Items listed in a dataset
════════

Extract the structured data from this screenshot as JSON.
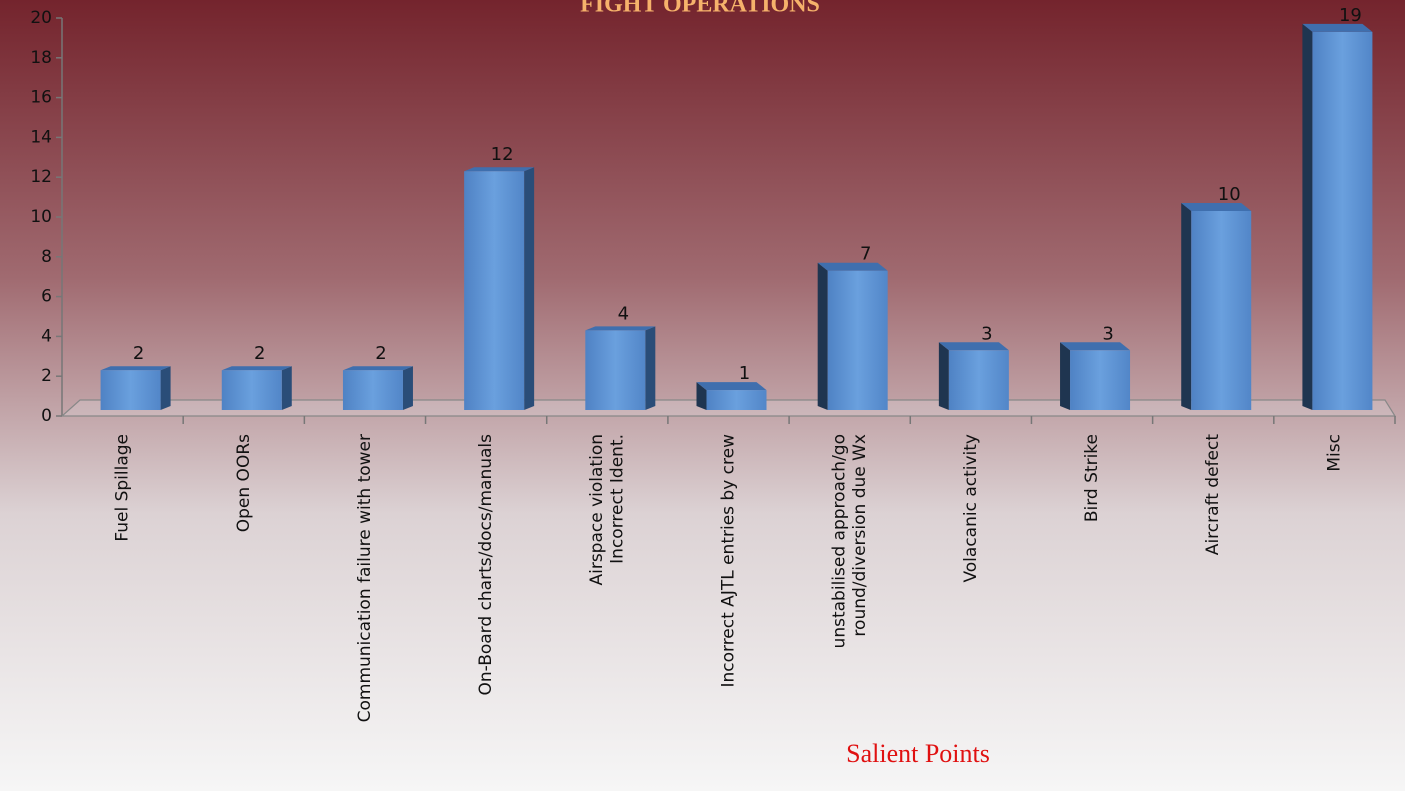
{
  "chart_data": {
    "type": "bar3d",
    "title": "FIGHT OPERATIONS",
    "annotation": "Salient Points",
    "categories": [
      "Fuel Spillage",
      "Open OORs",
      "Communication failure with tower",
      "On-Board charts/docs/manuals",
      "Airspace violation\nIncorrect Ident.",
      "Incorrect AJTL entries by crew",
      "unstabilised approach/go\nround/diversion due Wx",
      "Volacanic activity",
      "Bird Strike",
      "Aircraft defect",
      "Misc"
    ],
    "values": [
      2,
      2,
      2,
      12,
      4,
      1,
      7,
      3,
      3,
      10,
      19
    ],
    "color": "#5b8fd2",
    "ylim": [
      0,
      20
    ],
    "yticks": [
      0,
      2,
      4,
      6,
      8,
      10,
      12,
      14,
      16,
      18,
      20
    ]
  }
}
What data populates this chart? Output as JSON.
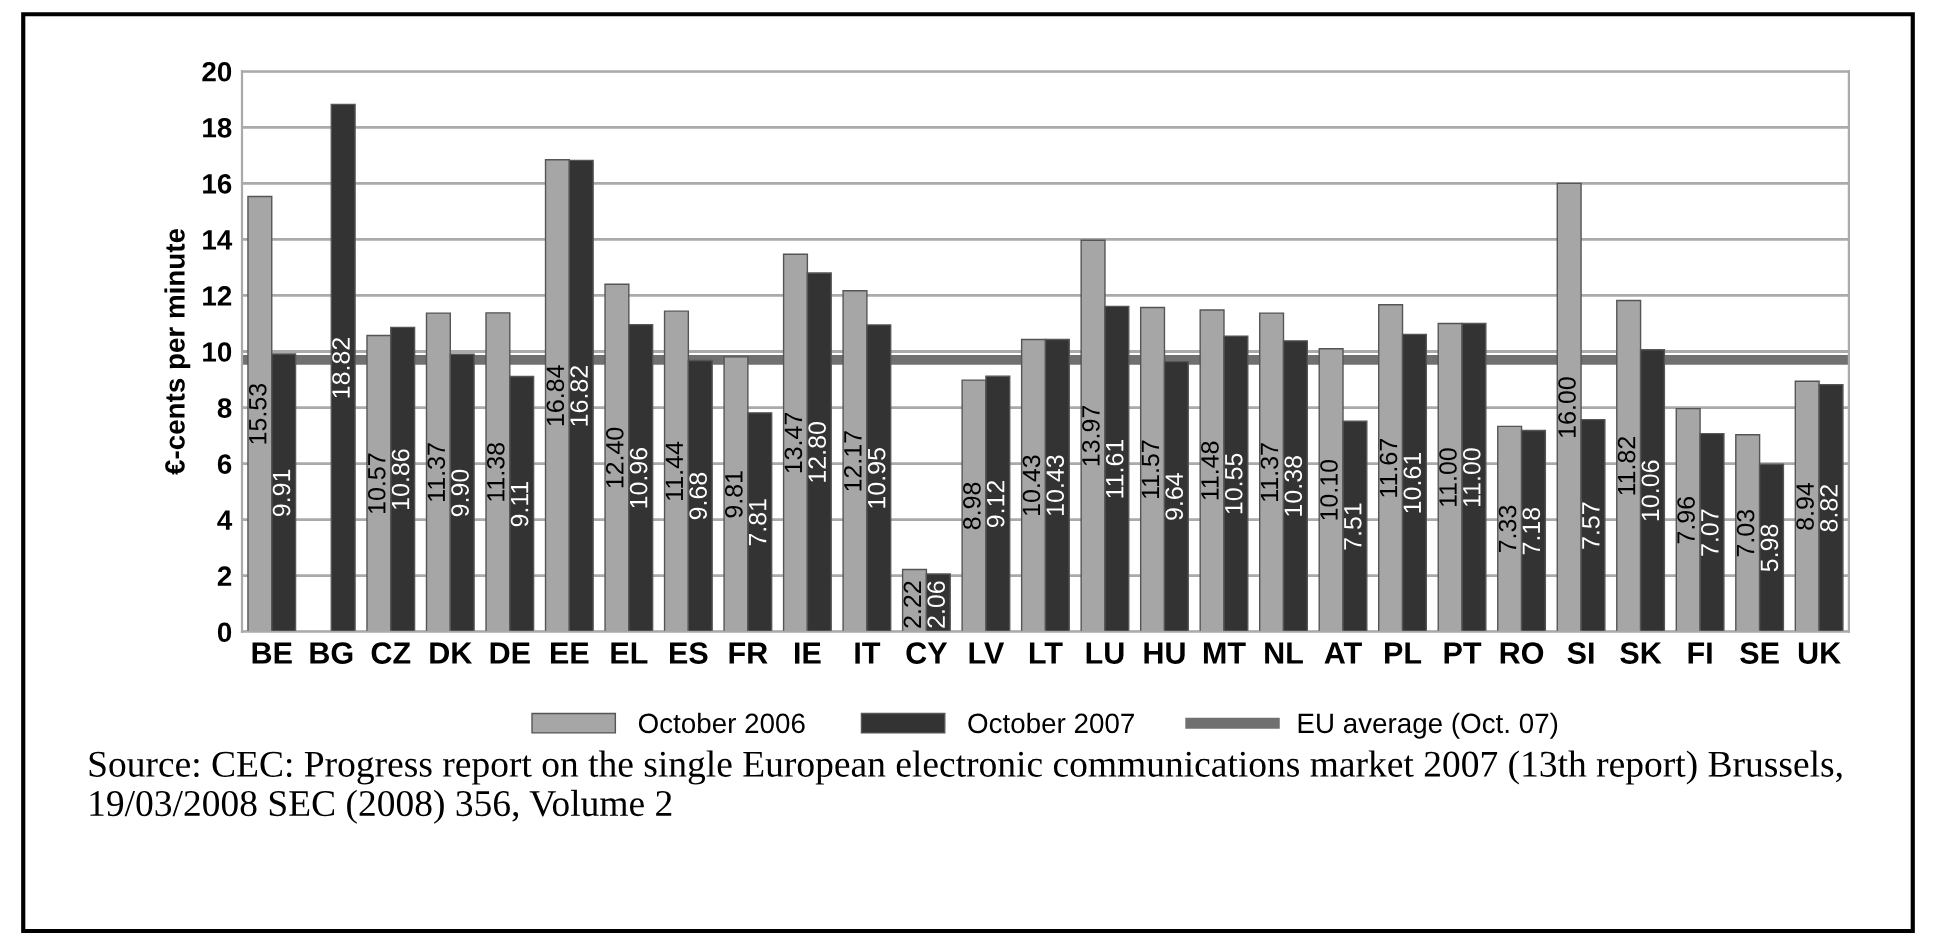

════════

INSTRUCTIONS TO FOLLOW →
Go through the data above and transcribe it in full, omitting any image.

WRITTEN REPLY →
Extract the structured data from this screenshot as JSON.
{
  "chart_data": {
    "type": "bar3d",
    "title": "FIGHT OPERATIONS",
    "annotation": "Salient Points",
    "categories": [
      "Fuel Spillage",
      "Open OORs",
      "Communication failure with tower",
      "On-Board charts/docs/manuals",
      "Airspace violation\nIncorrect Ident.",
      "Incorrect AJTL entries by crew",
      "unstabilised approach/go\nround/diversion due Wx",
      "Volacanic activity",
      "Bird Strike",
      "Aircraft defect",
      "Misc"
    ],
    "values": [
      2,
      2,
      2,
      12,
      4,
      1,
      7,
      3,
      3,
      10,
      19
    ],
    "color": "#5b8fd2",
    "ylim": [
      0,
      20
    ],
    "yticks": [
      0,
      2,
      4,
      6,
      8,
      10,
      12,
      14,
      16,
      18,
      20
    ]
  }
}
What data populates this chart? Output as JSON.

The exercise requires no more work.